* **WORK TO DO**
Omit the pictures, then write out every entry exactly as it reads.
=== INFORMATION GIVEN ===
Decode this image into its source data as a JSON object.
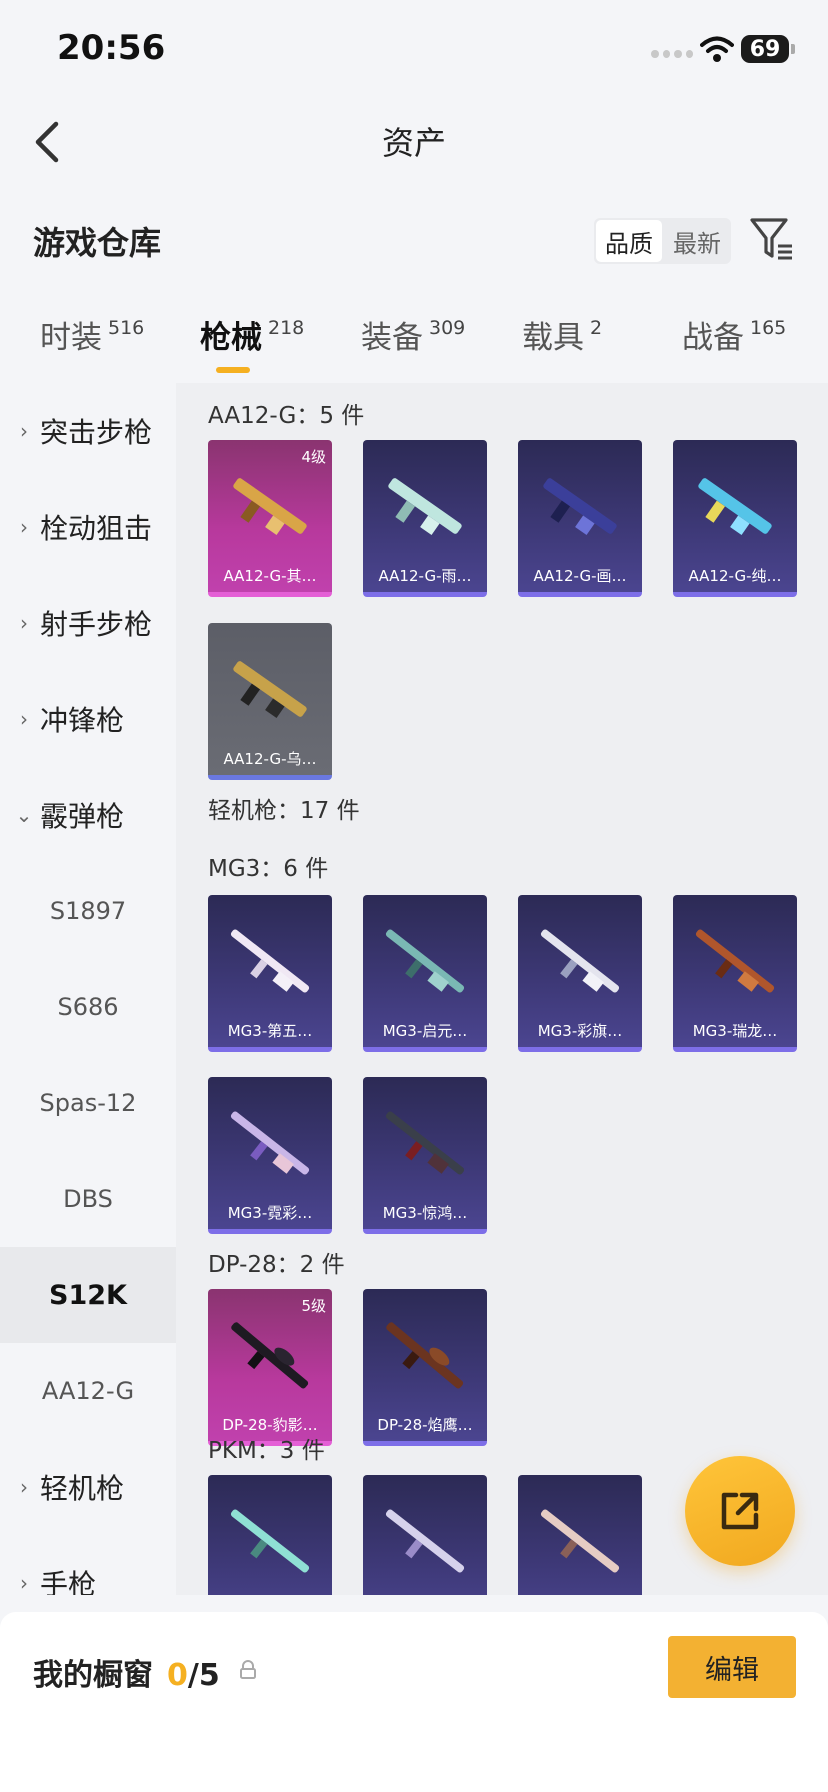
{
  "status_bar": {
    "time": "20:56",
    "battery": "69"
  },
  "nav": {
    "title": "资产"
  },
  "warehouse": {
    "title": "游戏仓库",
    "sort_quality": "品质",
    "sort_newest": "最新"
  },
  "tabs": [
    {
      "label": "时装",
      "count": "516"
    },
    {
      "label": "枪械",
      "count": "218"
    },
    {
      "label": "装备",
      "count": "309"
    },
    {
      "label": "载具",
      "count": "2"
    },
    {
      "label": "战备",
      "count": "165"
    }
  ],
  "sidebar": {
    "assault": "突击步枪",
    "bolt": "栓动狙击",
    "marksman": "射手步枪",
    "smg": "冲锋枪",
    "shotgun": "霰弹枪",
    "s1897": "S1897",
    "s686": "S686",
    "spas": "Spas-12",
    "dbs": "DBS",
    "s12k": "S12K",
    "aa12g": "AA12-G",
    "lmg": "轻机枪",
    "pistol": "手枪"
  },
  "sections": {
    "aa12g": "AA12-G：5 件",
    "lmg": "轻机枪：17 件",
    "mg3": "MG3：6 件",
    "dp28": "DP-28：2 件",
    "pkm": "PKM：3 件"
  },
  "cards": {
    "aa1": {
      "name": "AA12-G-其…",
      "level": "4级"
    },
    "aa2": {
      "name": "AA12-G-雨…"
    },
    "aa3": {
      "name": "AA12-G-画…"
    },
    "aa4": {
      "name": "AA12-G-纯…"
    },
    "aa5": {
      "name": "AA12-G-乌…"
    },
    "mg1": {
      "name": "MG3-第五…"
    },
    "mg2": {
      "name": "MG3-启元…"
    },
    "mg3": {
      "name": "MG3-彩旗…"
    },
    "mg4": {
      "name": "MG3-瑞龙…"
    },
    "mg5": {
      "name": "MG3-霓彩…"
    },
    "mg6": {
      "name": "MG3-惊鸿…"
    },
    "dp1": {
      "name": "DP-28-豹影…",
      "level": "5级"
    },
    "dp2": {
      "name": "DP-28-焰鹰…"
    }
  },
  "bottom": {
    "label": "我的橱窗",
    "current": "0",
    "total": "/5",
    "edit": "编辑"
  },
  "colors": {
    "accent": "#f5b021",
    "epic": "#c041ad",
    "rare": "#4b4590"
  }
}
===
* **FULL SOLUTION**
Decode this image into its source data as a JSON object.
{
  "status_bar": {
    "time": "20:56",
    "battery": "69"
  },
  "nav": {
    "title": "资产"
  },
  "warehouse": {
    "title": "游戏仓库",
    "sort_quality": "品质",
    "sort_newest": "最新"
  },
  "tabs": [
    {
      "label": "时装",
      "count": "516"
    },
    {
      "label": "枪械",
      "count": "218"
    },
    {
      "label": "装备",
      "count": "309"
    },
    {
      "label": "载具",
      "count": "2"
    },
    {
      "label": "战备",
      "count": "165"
    }
  ],
  "sidebar": {
    "assault": "突击步枪",
    "bolt": "栓动狙击",
    "marksman": "射手步枪",
    "smg": "冲锋枪",
    "shotgun": "霰弹枪",
    "s1897": "S1897",
    "s686": "S686",
    "spas": "Spas-12",
    "dbs": "DBS",
    "s12k": "S12K",
    "aa12g": "AA12-G",
    "lmg": "轻机枪",
    "pistol": "手枪"
  },
  "sections": {
    "aa12g": "AA12-G：5 件",
    "lmg": "轻机枪：17 件",
    "mg3": "MG3：6 件",
    "dp28": "DP-28：2 件",
    "pkm": "PKM：3 件"
  },
  "cards": {
    "aa1": {
      "name": "AA12-G-其…",
      "level": "4级"
    },
    "aa2": {
      "name": "AA12-G-雨…"
    },
    "aa3": {
      "name": "AA12-G-画…"
    },
    "aa4": {
      "name": "AA12-G-纯…"
    },
    "aa5": {
      "name": "AA12-G-乌…"
    },
    "mg1": {
      "name": "MG3-第五…"
    },
    "mg2": {
      "name": "MG3-启元…"
    },
    "mg3": {
      "name": "MG3-彩旗…"
    },
    "mg4": {
      "name": "MG3-瑞龙…"
    },
    "mg5": {
      "name": "MG3-霓彩…"
    },
    "mg6": {
      "name": "MG3-惊鸿…"
    },
    "dp1": {
      "name": "DP-28-豹影…",
      "level": "5级"
    },
    "dp2": {
      "name": "DP-28-焰鹰…"
    }
  },
  "bottom": {
    "label": "我的橱窗",
    "current": "0",
    "total": "/5",
    "edit": "编辑"
  },
  "colors": {
    "accent": "#f5b021",
    "epic": "#c041ad",
    "rare": "#4b4590"
  }
}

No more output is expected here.